#### Task prompt
Copy each line of the records that contains the word "mirror".

#### Extracted records
** Start **

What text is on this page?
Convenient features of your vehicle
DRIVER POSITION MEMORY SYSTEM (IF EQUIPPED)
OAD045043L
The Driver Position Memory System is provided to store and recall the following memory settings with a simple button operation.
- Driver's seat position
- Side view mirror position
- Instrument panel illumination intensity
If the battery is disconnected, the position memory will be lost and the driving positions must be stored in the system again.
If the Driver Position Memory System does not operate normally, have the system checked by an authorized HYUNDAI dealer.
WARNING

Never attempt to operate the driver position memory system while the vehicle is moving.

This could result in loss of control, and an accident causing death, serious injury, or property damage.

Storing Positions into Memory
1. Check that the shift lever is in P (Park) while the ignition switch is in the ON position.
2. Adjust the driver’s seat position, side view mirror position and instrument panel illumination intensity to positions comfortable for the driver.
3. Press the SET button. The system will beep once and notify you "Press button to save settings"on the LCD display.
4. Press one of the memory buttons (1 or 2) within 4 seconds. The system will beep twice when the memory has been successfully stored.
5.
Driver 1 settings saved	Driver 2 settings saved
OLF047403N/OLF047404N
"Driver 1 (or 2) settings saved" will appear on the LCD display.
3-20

** End **

#### Correct response
- Side view mirror position
2. Adjust the driver’s seat position, side view mirror position and instrument panel illumination intensity to positions comfortable for the driver.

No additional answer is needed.